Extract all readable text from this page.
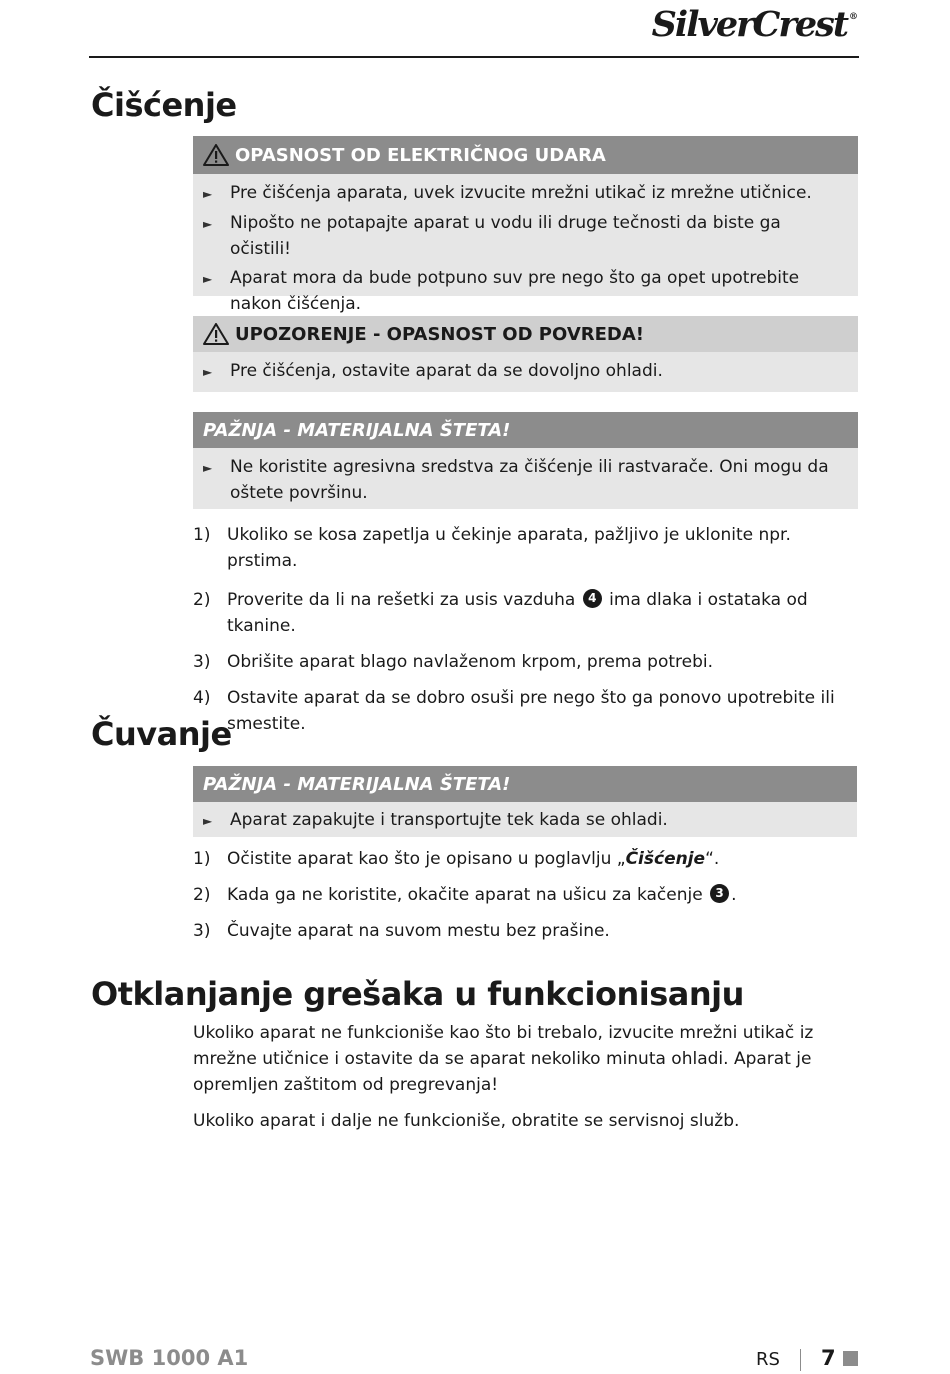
SilverCrest ®
Čišćenje
OPASNOST OD ELEKTRIČNOG UDARA
►	Pre čišćenja aparata, uvek izvucite mrežni utikač iz mrežne utičnice.
►	Nipošto ne potapajte aparat u vodu ili druge tečnosti da biste ga očistili!
►	Aparat mora da bude potpuno suv pre nego što ga opet upotrebite nakon čišćenja.
UPOZORENJE - OPASNOST OD POVREDA!
►	Pre čišćenja, ostavite aparat da se dovoljno ohladi.
PAŽNJA - MATERIJALNA ŠTETA!
►	Ne koristite agresivna sredstva za čišćenje ili rastvarače. Oni mogu da oštete površinu.
1) Ukoliko se kosa zapetlja u čekinje aparata, pažljivo je uklonite npr. prstima.
2) Proverite da li na rešetki za usis vazduha 4 ima dlaka i ostataka od tkanine.
3) Obrišite aparat blago navlaženom krpom, prema potrebi.
4) Ostavite aparat da se dobro osuši pre nego što ga ponovo upotrebite ili smestite.
Čuvanje
PAŽNJA - MATERIJALNA ŠTETA!
►	Aparat zapakujte i transportujte tek kada se ohladi.
1) Očistite aparat kao što je opisano u poglavlju „Čišćenje“.
2) Kada ga ne koristite, okačite aparat na ušicu za kačenje 3 .
3) Čuvajte aparat na suvom mestu bez prašine.
Otklanjanje grešaka u funkcionisanju
Ukoliko aparat ne funkcioniše kao što bi trebalo, izvucite mrežni utikač iz mrežne utičnice i ostavite da se aparat nekoliko minuta ohladi. Aparat je opremljen zaštitom od pregrevanja!
Ukoliko aparat i dalje ne funkcioniše, obratite se servisnoj služb.
SWB 1000 A1	RS 7
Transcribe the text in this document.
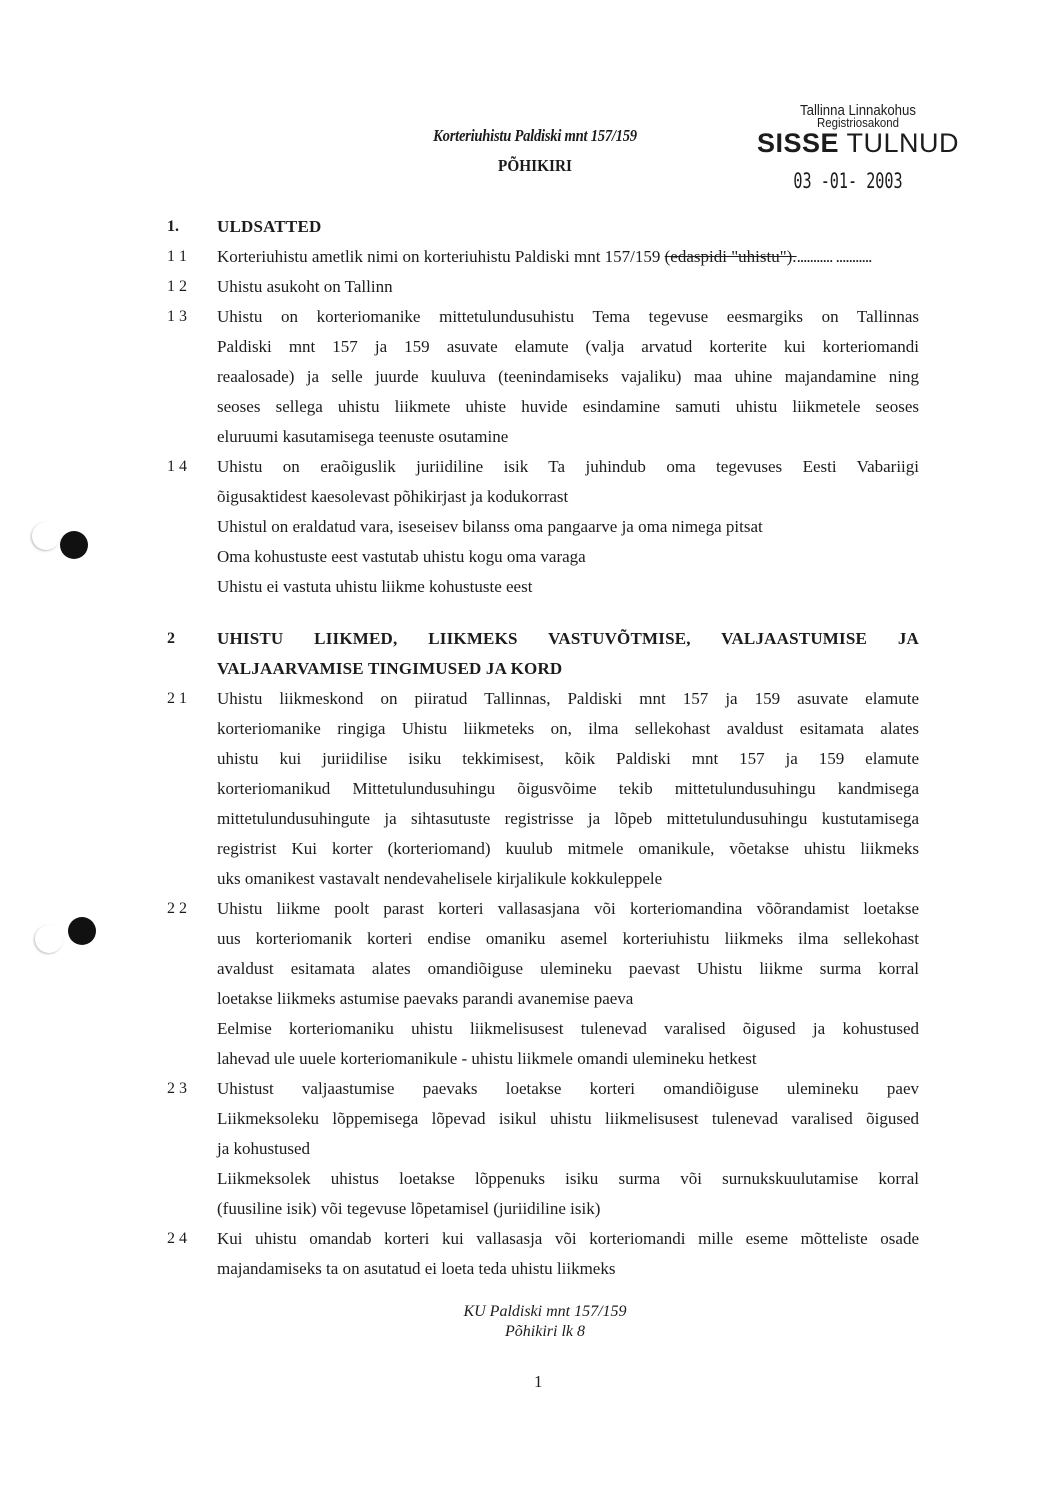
Korteriuhistu Paldiski mnt 157/159
PÕHIKIRI
Tallinna Linnakohus
Registriosakond
SISSE TULNUD
03 -01- 2003
1.	ULDSATTED
1 1	Korteriuhistu ametlik nimi on korteriuhistu Paldiski mnt 157/159 (edaspidi "uhistu")............ ...........
1 2	Uhistu asukoht on Tallinn
1 3	Uhistu on korteriomanike mittetulundusuhistu Tema tegevuse eesmargiks on Tallinnas
Paldiski mnt 157 ja 159 asuvate elamute (valja arvatud korterite kui korteriomandi
reaalosade) ja selle juurde kuuluva (teenindamiseks vajaliku) maa uhine majandamine ning
seoses sellega uhistu liikmete uhiste huvide esindamine samuti uhistu liikmetele seoses
eluruumi kasutamisega teenuste osutamine
1 4	Uhistu on eraõiguslik juriidiline isik Ta juhindub oma tegevuses Eesti Vabariigi
õigusaktidest kaesolevast põhikirjast ja kodukorrast
Uhistul on eraldatud vara, iseseisev bilanss oma pangaarve ja oma nimega pitsat
Oma kohustuste eest vastutab uhistu kogu oma varaga
Uhistu ei vastuta uhistu liikme kohustuste eest
2	UHISTU LIIKMED, LIIKMEKS VASTUVÕTMISE, VALJAASTUMISE JA
VALJAARVAMISE TINGIMUSED JA KORD
2 1	Uhistu liikmeskond on piiratud Tallinnas, Paldiski mnt 157 ja 159 asuvate elamute
korteriomanike ringiga Uhistu liikmeteks on, ilma sellekohast avaldust esitamata alates
uhistu kui juriidilise isiku tekkimisest, kõik Paldiski mnt 157 ja 159 elamute
korteriomanikud Mittetulundusuhingu õigusvõime tekib mittetulundusuhingu kandmisega
mittetulundusuhingute ja sihtasutuste registrisse ja lõpeb mittetulundusuhingu kustutamisega
registrist Kui korter (korteriomand) kuulub mitmele omanikule, võetakse uhistu liikmeks
uks omanikest vastavalt nendevahelisele kirjalikule kokkuleppele
2 2	Uhistu liikme poolt parast korteri vallasasjana või korteriomandina võõrandamist loetakse
uus korteriomanik korteri endise omaniku asemel korteriuhistu liikmeks ilma sellekohast
avaldust esitamata alates omandiõiguse ulemineku paevast Uhistu liikme surma korral
loetakse liikmeks astumise paevaks parandi avanemise paeva
Eelmise korteriomaniku uhistu liikmelisusest tulenevad varalised õigused ja kohustused
lahevad ule uuele korteriomanikule - uhistu liikmele omandi ulemineku hetkest
2 3	Uhistust valjaastumise paevaks loetakse korteri omandiõiguse ulemineku paev
Liikmeksoleku lõppemisega lõpevad isikul uhistu liikmelisusest tulenevad varalised õigused
ja kohustused
Liikmeksolek uhistus loetakse lõppenuks isiku surma või surnukskuulutamise korral
(fuusiline isik) või tegevuse lõpetamisel (juriidiline isik)
2 4	Kui uhistu omandab korteri kui vallasasja või korteriomandi mille eseme mõtteliste osade
majandamiseks ta on asutatud ei loeta teda uhistu liikmeks
KU Paldiski mnt 157/159
Põhikiri lk 8
1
════
Give the number of lines in the entries that hold the word "õigused", and nothing else.

● **ANSWER BELOW**:
2